● **Material provided**
--------------------------------

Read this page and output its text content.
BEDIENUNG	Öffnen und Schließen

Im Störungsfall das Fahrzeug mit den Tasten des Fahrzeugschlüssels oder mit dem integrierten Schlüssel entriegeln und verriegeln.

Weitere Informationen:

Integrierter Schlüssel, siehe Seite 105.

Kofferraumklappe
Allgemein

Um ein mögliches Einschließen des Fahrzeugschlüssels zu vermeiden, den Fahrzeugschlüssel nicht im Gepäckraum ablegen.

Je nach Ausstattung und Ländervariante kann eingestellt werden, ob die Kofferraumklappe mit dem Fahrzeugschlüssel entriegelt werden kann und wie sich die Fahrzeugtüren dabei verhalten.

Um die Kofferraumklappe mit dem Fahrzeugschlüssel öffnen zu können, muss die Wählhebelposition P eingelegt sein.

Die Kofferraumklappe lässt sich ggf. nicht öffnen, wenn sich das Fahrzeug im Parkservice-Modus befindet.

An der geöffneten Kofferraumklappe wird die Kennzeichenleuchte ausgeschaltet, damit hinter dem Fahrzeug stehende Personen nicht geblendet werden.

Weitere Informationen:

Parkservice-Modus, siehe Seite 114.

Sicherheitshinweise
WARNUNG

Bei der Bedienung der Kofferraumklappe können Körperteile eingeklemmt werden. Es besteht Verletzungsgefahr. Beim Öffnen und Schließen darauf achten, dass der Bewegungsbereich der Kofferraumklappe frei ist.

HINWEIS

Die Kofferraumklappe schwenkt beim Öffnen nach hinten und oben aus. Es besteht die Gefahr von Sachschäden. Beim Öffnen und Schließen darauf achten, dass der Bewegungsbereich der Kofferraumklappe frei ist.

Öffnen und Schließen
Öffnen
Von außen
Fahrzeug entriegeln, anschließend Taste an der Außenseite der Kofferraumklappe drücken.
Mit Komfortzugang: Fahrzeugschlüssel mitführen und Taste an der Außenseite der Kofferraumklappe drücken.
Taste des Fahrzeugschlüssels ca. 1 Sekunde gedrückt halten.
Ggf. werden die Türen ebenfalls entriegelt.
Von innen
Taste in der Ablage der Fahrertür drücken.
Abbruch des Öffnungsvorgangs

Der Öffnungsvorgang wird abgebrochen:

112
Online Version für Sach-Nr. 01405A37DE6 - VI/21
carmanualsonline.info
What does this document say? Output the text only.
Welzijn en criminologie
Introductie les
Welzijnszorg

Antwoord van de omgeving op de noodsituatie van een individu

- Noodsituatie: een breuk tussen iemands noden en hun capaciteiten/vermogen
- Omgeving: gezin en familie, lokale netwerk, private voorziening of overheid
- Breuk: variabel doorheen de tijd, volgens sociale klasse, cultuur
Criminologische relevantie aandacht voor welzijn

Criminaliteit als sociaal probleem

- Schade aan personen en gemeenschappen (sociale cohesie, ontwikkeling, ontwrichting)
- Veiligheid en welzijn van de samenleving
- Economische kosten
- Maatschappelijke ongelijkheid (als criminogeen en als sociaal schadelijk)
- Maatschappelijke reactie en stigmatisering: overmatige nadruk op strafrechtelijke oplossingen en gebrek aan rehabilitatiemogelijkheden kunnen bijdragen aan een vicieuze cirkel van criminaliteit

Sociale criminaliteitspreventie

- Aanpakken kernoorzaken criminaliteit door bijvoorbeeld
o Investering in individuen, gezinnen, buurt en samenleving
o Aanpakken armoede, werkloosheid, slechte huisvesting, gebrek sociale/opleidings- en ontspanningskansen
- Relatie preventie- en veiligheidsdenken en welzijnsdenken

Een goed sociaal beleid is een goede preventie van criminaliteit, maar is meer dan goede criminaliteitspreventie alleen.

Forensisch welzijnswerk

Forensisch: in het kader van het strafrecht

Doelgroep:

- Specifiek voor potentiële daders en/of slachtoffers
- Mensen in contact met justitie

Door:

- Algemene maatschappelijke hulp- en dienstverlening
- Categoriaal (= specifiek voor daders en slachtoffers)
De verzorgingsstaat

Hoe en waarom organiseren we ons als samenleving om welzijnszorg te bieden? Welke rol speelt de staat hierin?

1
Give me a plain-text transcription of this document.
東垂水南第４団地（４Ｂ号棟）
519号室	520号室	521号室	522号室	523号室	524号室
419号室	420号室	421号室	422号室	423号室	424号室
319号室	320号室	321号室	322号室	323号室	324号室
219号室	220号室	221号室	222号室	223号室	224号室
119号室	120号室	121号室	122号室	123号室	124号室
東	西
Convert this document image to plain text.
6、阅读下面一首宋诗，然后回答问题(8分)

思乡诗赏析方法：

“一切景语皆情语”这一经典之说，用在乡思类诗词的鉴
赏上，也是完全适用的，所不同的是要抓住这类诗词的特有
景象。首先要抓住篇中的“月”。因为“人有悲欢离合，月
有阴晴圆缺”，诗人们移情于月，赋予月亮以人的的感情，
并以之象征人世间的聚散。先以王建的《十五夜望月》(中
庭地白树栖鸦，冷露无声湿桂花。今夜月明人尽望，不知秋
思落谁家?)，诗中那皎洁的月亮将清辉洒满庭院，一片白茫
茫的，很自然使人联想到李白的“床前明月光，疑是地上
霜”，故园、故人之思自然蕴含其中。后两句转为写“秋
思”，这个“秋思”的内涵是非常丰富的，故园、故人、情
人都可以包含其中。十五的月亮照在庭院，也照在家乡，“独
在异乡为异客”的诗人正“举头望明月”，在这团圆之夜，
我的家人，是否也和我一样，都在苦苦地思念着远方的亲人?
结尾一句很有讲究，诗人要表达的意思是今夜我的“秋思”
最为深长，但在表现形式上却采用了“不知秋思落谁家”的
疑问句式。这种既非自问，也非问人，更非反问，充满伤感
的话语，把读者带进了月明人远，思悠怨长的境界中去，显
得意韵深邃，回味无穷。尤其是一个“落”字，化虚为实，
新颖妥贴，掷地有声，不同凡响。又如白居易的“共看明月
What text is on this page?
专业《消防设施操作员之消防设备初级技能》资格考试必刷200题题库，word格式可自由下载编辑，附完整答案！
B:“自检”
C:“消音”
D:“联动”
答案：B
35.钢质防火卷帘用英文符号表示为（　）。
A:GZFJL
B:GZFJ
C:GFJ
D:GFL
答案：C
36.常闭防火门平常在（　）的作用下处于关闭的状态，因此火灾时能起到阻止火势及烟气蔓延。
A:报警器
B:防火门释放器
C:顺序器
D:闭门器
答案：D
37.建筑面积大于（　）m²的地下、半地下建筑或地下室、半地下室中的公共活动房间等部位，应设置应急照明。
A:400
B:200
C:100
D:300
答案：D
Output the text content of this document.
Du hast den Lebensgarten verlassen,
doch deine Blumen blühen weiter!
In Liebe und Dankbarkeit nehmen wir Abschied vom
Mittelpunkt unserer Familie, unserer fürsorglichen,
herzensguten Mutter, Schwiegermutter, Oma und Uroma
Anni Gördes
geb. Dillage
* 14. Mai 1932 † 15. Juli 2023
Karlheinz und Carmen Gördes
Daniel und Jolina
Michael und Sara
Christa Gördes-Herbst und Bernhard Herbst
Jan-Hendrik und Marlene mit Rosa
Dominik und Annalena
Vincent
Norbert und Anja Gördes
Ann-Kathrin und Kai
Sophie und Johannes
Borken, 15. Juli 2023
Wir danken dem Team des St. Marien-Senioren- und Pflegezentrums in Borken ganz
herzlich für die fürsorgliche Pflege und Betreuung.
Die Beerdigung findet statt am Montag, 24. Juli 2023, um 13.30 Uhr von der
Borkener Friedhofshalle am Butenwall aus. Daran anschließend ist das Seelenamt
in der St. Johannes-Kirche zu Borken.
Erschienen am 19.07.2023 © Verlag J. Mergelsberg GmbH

--------------------------------

● **What this task involves**
Extract all the entries word for word.

● **Completed exercise**
Read this page and output its text content.
BEDIENUNG	Öffnen und Schließen

Im Störungsfall das Fahrzeug mit den Tasten des Fahrzeugschlüssels oder mit dem integrierten Schlüssel entriegeln und verriegeln.

Weitere Informationen:

Integrierter Schlüssel, siehe Seite 105.

Kofferraumklappe
Allgemein

Um ein mögliches Einschließen des Fahrzeugschlüssels zu vermeiden, den Fahrzeugschlüssel nicht im Gepäckraum ablegen.

Je nach Ausstattung und Ländervariante kann eingestellt werden, ob die Kofferraumklappe mit dem Fahrzeugschlüssel entriegelt werden kann und wie sich die Fahrzeugtüren dabei verhalten.

Um die Kofferraumklappe mit dem Fahrzeugschlüssel öffnen zu können, muss die Wählhebelposition P eingelegt sein.

Die Kofferraumklappe lässt sich ggf. nicht öffnen, wenn sich das Fahrzeug im Parkservice-Modus befindet.

An der geöffneten Kofferraumklappe wird die Kennzeichenleuchte ausgeschaltet, damit hinter dem Fahrzeug stehende Personen nicht geblendet werden.

Weitere Informationen:

Parkservice-Modus, siehe Seite 114.

Sicherheitshinweise
WARNUNG

Bei der Bedienung der Kofferraumklappe können Körperteile eingeklemmt werden. Es besteht Verletzungsgefahr. Beim Öffnen und Schließen darauf achten, dass der Bewegungsbereich der Kofferraumklappe frei ist.

HINWEIS

Die Kofferraumklappe schwenkt beim Öffnen nach hinten und oben aus. Es besteht die Gefahr von Sachschäden. Beim Öffnen und Schließen darauf achten, dass der Bewegungsbereich der Kofferraumklappe frei ist.

Öffnen und Schließen
Öffnen
Von außen
Fahrzeug entriegeln, anschließend Taste an der Außenseite der Kofferraumklappe drücken.
Mit Komfortzugang: Fahrzeugschlüssel mitführen und Taste an der Außenseite der Kofferraumklappe drücken.
Taste des Fahrzeugschlüssels ca. 1 Sekunde gedrückt halten.
Ggf. werden die Türen ebenfalls entriegelt.
Von innen
Taste in der Ablage der Fahrertür drücken.
Abbruch des Öffnungsvorgangs

Der Öffnungsvorgang wird abgebrochen:

112
Online Version für Sach-Nr. 01405A37DE6 - VI/21
carmanualsonline.info
What does this document say? Output the text only.
Welzijn en criminologie
Introductie les
Welzijnszorg

Antwoord van de omgeving op de noodsituatie van een individu

- Noodsituatie: een breuk tussen iemands noden en hun capaciteiten/vermogen
- Omgeving: gezin en familie, lokale netwerk, private voorziening of overheid
- Breuk: variabel doorheen de tijd, volgens sociale klasse, cultuur
Criminologische relevantie aandacht voor welzijn

Criminaliteit als sociaal probleem

- Schade aan personen en gemeenschappen (sociale cohesie, ontwikkeling, ontwrichting)
- Veiligheid en welzijn van de samenleving
- Economische kosten
- Maatschappelijke ongelijkheid (als criminogeen en als sociaal schadelijk)
- Maatschappelijke reactie en stigmatisering: overmatige nadruk op strafrechtelijke oplossingen en gebrek aan rehabilitatiemogelijkheden kunnen bijdragen aan een vicieuze cirkel van criminaliteit

Sociale criminaliteitspreventie

- Aanpakken kernoorzaken criminaliteit door bijvoorbeeld
o Investering in individuen, gezinnen, buurt en samenleving
o Aanpakken armoede, werkloosheid, slechte huisvesting, gebrek sociale/opleidings- en ontspanningskansen
- Relatie preventie- en veiligheidsdenken en welzijnsdenken

Een goed sociaal beleid is een goede preventie van criminaliteit, maar is meer dan goede criminaliteitspreventie alleen.

Forensisch welzijnswerk

Forensisch: in het kader van het strafrecht

Doelgroep:

- Specifiek voor potentiële daders en/of slachtoffers
- Mensen in contact met justitie

Door:

- Algemene maatschappelijke hulp- en dienstverlening
- Categoriaal (= specifiek voor daders en slachtoffers)
De verzorgingsstaat

Hoe en waarom organiseren we ons als samenleving om welzijnszorg te bieden? Welke rol speelt de staat hierin?

1
Give me a plain-text transcription of this document.
東垂水南第４団地（４Ｂ号棟）
519号室	520号室	521号室	522号室	523号室	524号室
419号室	420号室	421号室	422号室	423号室	424号室
319号室	320号室	321号室	322号室	323号室	324号室
219号室	220号室	221号室	222号室	223号室	224号室
119号室	120号室	121号室	122号室	123号室	124号室
東	西
Convert this document image to plain text.
6、阅读下面一首宋诗，然后回答问题(8分)

思乡诗赏析方法：

“一切景语皆情语”这一经典之说，用在乡思类诗词的鉴
赏上，也是完全适用的，所不同的是要抓住这类诗词的特有
景象。首先要抓住篇中的“月”。因为“人有悲欢离合，月
有阴晴圆缺”，诗人们移情于月，赋予月亮以人的的感情，
并以之象征人世间的聚散。先以王建的《十五夜望月》(中
庭地白树栖鸦，冷露无声湿桂花。今夜月明人尽望，不知秋
思落谁家?)，诗中那皎洁的月亮将清辉洒满庭院，一片白茫
茫的，很自然使人联想到李白的“床前明月光，疑是地上
霜”，故园、故人之思自然蕴含其中。后两句转为写“秋
思”，这个“秋思”的内涵是非常丰富的，故园、故人、情
人都可以包含其中。十五的月亮照在庭院，也照在家乡，“独
在异乡为异客”的诗人正“举头望明月”，在这团圆之夜，
我的家人，是否也和我一样，都在苦苦地思念着远方的亲人?
结尾一句很有讲究，诗人要表达的意思是今夜我的“秋思”
最为深长，但在表现形式上却采用了“不知秋思落谁家”的
疑问句式。这种既非自问，也非问人，更非反问，充满伤感
的话语，把读者带进了月明人远，思悠怨长的境界中去，显
得意韵深邃，回味无穷。尤其是一个“落”字，化虚为实，
新颖妥贴，掷地有声，不同凡响。又如白居易的“共看明月
What text is on this page?
专业《消防设施操作员之消防设备初级技能》资格考试必刷200题题库，word格式可自由下载编辑，附完整答案！
B:“自检”
C:“消音”
D:“联动”
答案：B
35.钢质防火卷帘用英文符号表示为（　）。
A:GZFJL
B:GZFJ
C:GFJ
D:GFL
答案：C
36.常闭防火门平常在（　）的作用下处于关闭的状态，因此火灾时能起到阻止火势及烟气蔓延。
A:报警器
B:防火门释放器
C:顺序器
D:闭门器
答案：D
37.建筑面积大于（　）m²的地下、半地下建筑或地下室、半地下室中的公共活动房间等部位，应设置应急照明。
A:400
B:200
C:100
D:300
答案：D
Output the text content of this document.
Du hast den Lebensgarten verlassen,
doch deine Blumen blühen weiter!
In Liebe und Dankbarkeit nehmen wir Abschied vom
Mittelpunkt unserer Familie, unserer fürsorglichen,
herzensguten Mutter, Schwiegermutter, Oma und Uroma
Anni Gördes
geb. Dillage
* 14. Mai 1932 † 15. Juli 2023
Karlheinz und Carmen Gördes
Daniel und Jolina
Michael und Sara
Christa Gördes-Herbst und Bernhard Herbst
Jan-Hendrik und Marlene mit Rosa
Dominik und Annalena
Vincent
Norbert und Anja Gördes
Ann-Kathrin und Kai
Sophie und Johannes
Borken, 15. Juli 2023
Wir danken dem Team des St. Marien-Senioren- und Pflegezentrums in Borken ganz
herzlich für die fürsorgliche Pflege und Betreuung.
Die Beerdigung findet statt am Montag, 24. Juli 2023, um 13.30 Uhr von der
Borkener Friedhofshalle am Butenwall aus. Daran anschließend ist das Seelenamt
in der St. Johannes-Kirche zu Borken.
Erschienen am 19.07.2023 © Verlag J. Mergelsberg GmbH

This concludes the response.